# Consigne A
Citez à l'identique un passage du texte sur le reporting extra-financier : commencez aux mots "Laurent Lascols et" et arrêtez-vous après "communication extra financière.".

# Extrait de page
****************
Laurent Lascols et Corentin de Montmarin
Laissons derrière nous les hésitations de l’UE, il est grand temps pour les entreprises de faire leur choix en matière de communication extra financière.
En février dernier, la Commission Européenne annonçait son intention de réduire les formalités administratives et de simplifier l’environnement normatif des entreprises. Le premier chapitre de cette simplification a concerné, à travers le projet Omnibus, le reporting de durabilité.
A l’issue d’un cheminement législatif complexe au niveau européen, nous affirmons qu’il ne faut pas attendre un instant de plus pour agir en matière de reporting RSE.
Ce qu’on appelle plus généralement le reporting extra-financier est une grande valise où se sont succédé différents dispositifs ayant pour but d’inciter, voire de contraindre les entreprises à divulguer un certain nombre d’informations essentielles à la prise de décision de leurs parties prenantes. Une vision étriquée n’y inclut que les actionnaires et les investisseurs, une vision élargie y intègre les clients, les prestataires, les donneurs d’ordres, les territoires et toutes les organisations qui contribuent à ce que l’entreprise soit unique, se développe et existe. Communiquer avec ses parties prenantes sur les enjeux qui sortent du périmètre financier, ce n’est pas simplement une obligation réglementaire, c’est un principe de bonne santé pour les entreprises.
Le débat européen sur les seuils de la CSRD et de la CSDDD ou le nombre de points de données ESRS n’a rien apporté sur cette question. Il est urgent de le mettre derrière nous.
45000 entreprises sortent du champ de l’obligation européenne de reporting prévu par la CSRD.
Est-ce une chance pour elles ?
Sous l’apparence d’une libération de contraintes administratives, s’ouvre en réalité un singulier flou juridique et la nécessité pour chacune de se faire sa propre idée sur le modèle de reporting à retenir. Ceci d’autant plus que les institutions européennes ne s’interdisent pas d’élargir à nouveau le scope de la CSRD.
Les obligations en matière de reporting extra-financier sont toujours importantes et elles continuent de se développer dans le monde. Le recul européen ne doit pas être confondu avec un relâchement généralisé, c’est essentiellement une perte de souveraineté sur l’origine de la norme.
Ces obligations internationales ou locales continuent de se développer car le réel n’a pas attendu la fin des atermoiements européens ou l’issue malheureuse de la COP 30. Partout dans le monde les effets du changement climatique se font ressentir, et nous ne sommes qu’en 2025. Partout dans le monde les consommateurs s’inquiètent de voir fondre leur pouvoir d’achat. Partout dans le monde, les entreprises doivent produire plus avec des ressources qui courent à l’épuisement.
Il est temps de construire des modèles de développement qui soient durables.
****************
Enregistrements du jeu de données:

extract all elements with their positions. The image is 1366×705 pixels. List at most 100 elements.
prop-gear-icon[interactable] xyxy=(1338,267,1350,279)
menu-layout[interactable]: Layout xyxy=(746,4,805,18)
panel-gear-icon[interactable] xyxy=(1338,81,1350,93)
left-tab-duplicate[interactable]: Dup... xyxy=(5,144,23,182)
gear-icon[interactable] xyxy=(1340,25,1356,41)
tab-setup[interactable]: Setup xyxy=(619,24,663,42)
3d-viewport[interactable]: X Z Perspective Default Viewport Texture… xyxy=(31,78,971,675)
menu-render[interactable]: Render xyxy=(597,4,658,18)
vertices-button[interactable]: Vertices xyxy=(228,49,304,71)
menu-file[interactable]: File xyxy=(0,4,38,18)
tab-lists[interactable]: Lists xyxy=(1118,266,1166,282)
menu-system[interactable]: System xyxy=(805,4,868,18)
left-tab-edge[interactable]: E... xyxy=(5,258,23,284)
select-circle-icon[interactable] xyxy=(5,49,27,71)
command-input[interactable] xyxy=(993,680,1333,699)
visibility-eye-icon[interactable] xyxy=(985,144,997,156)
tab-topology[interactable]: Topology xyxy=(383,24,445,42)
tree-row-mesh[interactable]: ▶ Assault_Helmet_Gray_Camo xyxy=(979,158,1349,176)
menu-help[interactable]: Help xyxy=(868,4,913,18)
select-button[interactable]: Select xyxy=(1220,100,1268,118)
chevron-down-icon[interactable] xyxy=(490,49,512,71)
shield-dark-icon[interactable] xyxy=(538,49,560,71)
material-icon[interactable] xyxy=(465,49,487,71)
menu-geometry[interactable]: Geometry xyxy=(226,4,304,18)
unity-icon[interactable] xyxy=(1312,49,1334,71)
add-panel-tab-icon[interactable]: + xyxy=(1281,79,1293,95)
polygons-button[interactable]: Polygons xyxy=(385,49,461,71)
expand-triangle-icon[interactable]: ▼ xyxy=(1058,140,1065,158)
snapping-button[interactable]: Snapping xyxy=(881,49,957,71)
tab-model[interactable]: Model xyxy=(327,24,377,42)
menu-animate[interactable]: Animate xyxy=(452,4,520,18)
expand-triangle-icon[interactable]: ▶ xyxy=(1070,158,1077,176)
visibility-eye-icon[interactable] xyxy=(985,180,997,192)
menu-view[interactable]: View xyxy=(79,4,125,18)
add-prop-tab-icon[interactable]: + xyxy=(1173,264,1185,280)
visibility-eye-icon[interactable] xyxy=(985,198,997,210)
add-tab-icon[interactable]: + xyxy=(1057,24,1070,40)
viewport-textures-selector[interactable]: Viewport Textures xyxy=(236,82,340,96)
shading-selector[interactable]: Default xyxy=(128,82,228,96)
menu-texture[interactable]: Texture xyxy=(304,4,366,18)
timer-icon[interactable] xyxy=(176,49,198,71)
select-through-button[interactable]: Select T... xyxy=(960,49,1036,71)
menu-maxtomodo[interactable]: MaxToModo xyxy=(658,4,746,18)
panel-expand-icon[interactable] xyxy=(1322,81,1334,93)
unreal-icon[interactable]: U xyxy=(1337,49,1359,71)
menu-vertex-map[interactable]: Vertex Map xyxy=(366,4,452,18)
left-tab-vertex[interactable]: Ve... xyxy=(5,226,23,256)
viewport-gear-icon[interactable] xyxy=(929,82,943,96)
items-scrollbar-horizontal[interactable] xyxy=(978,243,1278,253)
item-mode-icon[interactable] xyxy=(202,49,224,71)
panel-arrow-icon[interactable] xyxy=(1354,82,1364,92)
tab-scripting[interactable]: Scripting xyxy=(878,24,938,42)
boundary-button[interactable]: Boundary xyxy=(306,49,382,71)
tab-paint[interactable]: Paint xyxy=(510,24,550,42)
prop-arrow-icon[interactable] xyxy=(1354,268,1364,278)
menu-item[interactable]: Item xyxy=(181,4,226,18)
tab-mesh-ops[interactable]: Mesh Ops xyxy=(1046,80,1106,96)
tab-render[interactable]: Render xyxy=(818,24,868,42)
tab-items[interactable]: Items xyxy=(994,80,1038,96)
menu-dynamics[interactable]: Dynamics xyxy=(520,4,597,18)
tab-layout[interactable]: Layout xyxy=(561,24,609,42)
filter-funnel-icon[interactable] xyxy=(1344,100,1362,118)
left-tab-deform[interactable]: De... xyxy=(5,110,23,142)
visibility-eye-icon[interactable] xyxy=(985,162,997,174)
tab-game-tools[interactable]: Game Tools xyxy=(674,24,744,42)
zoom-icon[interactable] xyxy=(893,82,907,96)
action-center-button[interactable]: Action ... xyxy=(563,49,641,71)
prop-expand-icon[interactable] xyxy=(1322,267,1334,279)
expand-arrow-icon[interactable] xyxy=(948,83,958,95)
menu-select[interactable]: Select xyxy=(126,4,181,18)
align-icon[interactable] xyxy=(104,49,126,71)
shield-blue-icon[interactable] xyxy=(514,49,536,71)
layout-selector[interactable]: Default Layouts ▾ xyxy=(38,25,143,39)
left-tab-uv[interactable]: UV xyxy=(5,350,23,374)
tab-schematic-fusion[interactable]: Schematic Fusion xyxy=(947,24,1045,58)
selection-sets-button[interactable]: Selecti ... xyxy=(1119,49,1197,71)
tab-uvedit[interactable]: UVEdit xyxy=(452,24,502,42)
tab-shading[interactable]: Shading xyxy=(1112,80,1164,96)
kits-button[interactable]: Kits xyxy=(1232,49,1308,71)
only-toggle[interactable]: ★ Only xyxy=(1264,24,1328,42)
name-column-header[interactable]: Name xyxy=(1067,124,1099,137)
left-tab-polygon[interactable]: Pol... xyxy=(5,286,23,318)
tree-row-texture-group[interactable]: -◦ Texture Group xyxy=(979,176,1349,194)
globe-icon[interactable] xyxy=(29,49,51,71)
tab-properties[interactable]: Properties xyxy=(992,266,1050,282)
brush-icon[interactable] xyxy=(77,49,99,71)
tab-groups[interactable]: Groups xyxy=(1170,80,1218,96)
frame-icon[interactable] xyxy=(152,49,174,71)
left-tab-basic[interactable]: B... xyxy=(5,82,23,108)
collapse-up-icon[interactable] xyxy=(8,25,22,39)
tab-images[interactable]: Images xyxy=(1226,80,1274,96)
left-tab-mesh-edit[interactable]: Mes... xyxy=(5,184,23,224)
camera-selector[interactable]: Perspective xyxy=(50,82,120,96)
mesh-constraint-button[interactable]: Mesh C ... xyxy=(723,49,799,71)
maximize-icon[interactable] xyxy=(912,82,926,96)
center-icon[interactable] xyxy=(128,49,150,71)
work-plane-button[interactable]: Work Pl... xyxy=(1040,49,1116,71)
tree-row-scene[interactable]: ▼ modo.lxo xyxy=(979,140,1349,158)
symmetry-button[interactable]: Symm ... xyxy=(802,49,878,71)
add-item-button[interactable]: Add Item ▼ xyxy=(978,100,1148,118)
****************
# Consigne B
Imprimez sans aucune modification les lignes des enregistrements, depuis leur toute première ligne jusqu'à la ligne contenant "menu-file[interactable]: File xyxy=(0,4,38,18)", celle-ci comprise.

# Réponse A
Laurent Lascols et Corentin de Montmarin
Laissons derrière nous les hésitations de l’UE, il est grand temps pour les entreprises de faire leur choix en matière de communication extra financière.

# Réponse B
extract all elements with their positions. The image is 1366×705 pixels. List at most 100 elements.
prop-gear-icon[interactable] xyxy=(1338,267,1350,279)
menu-layout[interactable]: Layout xyxy=(746,4,805,18)
panel-gear-icon[interactable] xyxy=(1338,81,1350,93)
left-tab-duplicate[interactable]: Dup... xyxy=(5,144,23,182)
gear-icon[interactable] xyxy=(1340,25,1356,41)
tab-setup[interactable]: Setup xyxy=(619,24,663,42)
3d-viewport[interactable]: X Z Perspective Default Viewport Texture… xyxy=(31,78,971,675)
menu-render[interactable]: Render xyxy=(597,4,658,18)
vertices-button[interactable]: Vertices xyxy=(228,49,304,71)
menu-file[interactable]: File xyxy=(0,4,38,18)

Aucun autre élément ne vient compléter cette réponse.